**DIRECTIONS FOR THIS TASK**
Wherever the word "rama" turns up in a line of the entries, copy that line.

**RECORDS FOR THIS EXERCISE**
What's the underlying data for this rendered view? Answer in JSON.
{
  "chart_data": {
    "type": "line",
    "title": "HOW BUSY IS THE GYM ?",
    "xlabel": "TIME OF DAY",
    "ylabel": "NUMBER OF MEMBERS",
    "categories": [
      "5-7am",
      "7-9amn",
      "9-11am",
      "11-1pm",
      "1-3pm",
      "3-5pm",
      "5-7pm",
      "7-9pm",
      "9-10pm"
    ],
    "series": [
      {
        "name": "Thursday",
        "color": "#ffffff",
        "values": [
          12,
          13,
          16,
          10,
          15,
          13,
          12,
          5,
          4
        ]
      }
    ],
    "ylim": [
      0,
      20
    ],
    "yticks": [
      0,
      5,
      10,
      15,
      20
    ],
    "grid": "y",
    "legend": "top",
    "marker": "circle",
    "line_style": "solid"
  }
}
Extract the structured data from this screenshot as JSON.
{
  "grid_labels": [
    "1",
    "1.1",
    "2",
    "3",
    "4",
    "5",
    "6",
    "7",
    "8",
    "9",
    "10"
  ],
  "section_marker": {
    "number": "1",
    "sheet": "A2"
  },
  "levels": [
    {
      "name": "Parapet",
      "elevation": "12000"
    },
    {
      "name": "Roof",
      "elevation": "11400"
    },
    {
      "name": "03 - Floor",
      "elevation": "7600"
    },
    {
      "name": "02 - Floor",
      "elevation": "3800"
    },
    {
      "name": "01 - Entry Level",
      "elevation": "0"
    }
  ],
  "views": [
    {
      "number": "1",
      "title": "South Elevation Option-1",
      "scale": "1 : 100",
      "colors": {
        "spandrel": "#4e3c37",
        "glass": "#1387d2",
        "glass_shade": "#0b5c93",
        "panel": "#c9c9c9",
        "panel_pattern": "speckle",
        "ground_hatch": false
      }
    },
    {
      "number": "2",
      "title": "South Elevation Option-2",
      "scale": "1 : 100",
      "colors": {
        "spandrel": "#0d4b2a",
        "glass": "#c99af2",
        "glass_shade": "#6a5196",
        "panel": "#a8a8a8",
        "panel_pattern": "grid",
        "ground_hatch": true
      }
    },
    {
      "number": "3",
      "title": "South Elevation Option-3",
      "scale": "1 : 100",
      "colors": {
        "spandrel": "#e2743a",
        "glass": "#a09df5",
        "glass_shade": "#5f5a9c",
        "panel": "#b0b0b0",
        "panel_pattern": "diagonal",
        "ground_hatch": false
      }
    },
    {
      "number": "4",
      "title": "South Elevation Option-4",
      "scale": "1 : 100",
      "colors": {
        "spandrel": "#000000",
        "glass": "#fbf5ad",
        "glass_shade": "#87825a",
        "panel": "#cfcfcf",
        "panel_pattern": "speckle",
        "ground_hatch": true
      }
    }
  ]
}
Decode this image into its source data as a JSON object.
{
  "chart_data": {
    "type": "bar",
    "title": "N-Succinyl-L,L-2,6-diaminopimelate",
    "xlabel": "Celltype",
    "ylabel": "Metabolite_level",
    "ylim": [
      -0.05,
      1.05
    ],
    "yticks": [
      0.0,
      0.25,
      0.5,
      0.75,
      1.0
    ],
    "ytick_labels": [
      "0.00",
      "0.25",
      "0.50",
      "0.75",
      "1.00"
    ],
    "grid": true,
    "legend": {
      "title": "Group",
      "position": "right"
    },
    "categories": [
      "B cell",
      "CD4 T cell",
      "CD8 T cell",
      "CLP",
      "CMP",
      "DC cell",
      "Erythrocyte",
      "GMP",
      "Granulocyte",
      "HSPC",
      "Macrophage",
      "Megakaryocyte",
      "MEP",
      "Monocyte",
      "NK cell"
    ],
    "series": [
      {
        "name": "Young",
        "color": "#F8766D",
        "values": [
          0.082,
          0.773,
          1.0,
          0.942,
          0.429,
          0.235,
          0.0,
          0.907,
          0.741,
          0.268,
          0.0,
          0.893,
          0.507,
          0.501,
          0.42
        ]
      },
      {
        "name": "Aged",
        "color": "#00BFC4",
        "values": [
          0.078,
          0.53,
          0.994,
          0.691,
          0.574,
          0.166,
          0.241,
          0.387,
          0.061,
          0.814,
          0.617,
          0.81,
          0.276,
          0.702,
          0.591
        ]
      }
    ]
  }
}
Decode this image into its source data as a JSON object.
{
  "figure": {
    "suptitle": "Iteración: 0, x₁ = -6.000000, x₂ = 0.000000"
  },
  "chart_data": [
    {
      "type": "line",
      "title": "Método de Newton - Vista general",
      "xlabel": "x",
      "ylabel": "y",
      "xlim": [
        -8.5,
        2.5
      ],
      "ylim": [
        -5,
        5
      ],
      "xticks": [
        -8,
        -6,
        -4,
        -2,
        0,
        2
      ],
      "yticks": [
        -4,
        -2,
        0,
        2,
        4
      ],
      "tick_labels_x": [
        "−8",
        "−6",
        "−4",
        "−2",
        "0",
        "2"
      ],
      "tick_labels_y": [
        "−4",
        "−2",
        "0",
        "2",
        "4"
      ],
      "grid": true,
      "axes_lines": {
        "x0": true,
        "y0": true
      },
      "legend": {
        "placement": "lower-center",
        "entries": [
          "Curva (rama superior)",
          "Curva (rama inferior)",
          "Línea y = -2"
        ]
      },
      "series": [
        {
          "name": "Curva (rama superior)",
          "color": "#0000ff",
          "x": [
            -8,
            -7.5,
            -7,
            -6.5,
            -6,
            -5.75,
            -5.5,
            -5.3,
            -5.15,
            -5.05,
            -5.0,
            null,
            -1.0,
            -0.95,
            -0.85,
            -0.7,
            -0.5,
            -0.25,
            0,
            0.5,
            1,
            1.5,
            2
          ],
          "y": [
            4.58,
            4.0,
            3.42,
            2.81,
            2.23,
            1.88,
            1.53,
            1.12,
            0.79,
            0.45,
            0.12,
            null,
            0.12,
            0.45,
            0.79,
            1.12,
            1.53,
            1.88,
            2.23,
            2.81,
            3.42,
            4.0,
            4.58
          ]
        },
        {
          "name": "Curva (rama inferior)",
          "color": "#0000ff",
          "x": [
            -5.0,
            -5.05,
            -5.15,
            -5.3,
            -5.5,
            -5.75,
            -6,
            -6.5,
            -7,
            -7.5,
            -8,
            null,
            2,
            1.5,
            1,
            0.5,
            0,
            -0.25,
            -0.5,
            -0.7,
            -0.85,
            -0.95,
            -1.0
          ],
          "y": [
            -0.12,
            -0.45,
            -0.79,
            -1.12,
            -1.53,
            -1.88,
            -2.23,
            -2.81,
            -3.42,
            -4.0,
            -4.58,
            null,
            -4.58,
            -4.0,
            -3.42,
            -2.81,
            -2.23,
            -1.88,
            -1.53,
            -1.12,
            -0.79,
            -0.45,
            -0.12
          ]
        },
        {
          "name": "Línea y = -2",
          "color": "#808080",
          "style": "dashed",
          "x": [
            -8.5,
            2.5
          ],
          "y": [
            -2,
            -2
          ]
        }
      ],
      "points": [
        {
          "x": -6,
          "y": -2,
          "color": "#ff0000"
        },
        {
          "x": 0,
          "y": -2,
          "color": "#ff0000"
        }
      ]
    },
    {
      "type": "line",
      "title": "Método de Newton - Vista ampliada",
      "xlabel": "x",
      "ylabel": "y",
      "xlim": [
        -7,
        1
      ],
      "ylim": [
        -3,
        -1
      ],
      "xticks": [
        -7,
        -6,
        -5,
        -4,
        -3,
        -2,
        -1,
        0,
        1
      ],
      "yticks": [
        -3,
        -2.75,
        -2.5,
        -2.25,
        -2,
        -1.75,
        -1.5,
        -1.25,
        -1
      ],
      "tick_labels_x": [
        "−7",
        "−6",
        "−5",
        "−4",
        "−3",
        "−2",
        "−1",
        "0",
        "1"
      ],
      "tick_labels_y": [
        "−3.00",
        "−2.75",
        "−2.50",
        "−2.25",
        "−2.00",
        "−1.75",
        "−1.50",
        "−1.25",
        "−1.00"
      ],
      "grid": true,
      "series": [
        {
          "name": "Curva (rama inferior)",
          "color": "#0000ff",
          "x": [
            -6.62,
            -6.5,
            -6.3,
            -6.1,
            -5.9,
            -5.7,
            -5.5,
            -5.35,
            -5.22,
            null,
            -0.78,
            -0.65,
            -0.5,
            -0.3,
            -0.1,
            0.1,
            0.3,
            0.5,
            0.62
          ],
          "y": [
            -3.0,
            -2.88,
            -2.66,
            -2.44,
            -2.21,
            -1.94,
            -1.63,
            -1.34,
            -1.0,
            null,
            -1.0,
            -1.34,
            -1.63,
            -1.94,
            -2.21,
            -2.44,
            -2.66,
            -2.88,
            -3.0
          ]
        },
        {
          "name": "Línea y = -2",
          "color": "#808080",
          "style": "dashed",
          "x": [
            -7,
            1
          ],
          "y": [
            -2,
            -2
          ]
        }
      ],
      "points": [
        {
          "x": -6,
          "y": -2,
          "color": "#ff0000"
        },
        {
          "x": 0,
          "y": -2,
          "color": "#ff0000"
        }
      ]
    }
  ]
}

**EXERCISE OUTPUT**
          "Curva (rama superior)",
          "Curva (rama inferior)",
          "name": "Curva (rama superior)",
          "name": "Curva (rama inferior)",
          "name": "Curva (rama inferior)",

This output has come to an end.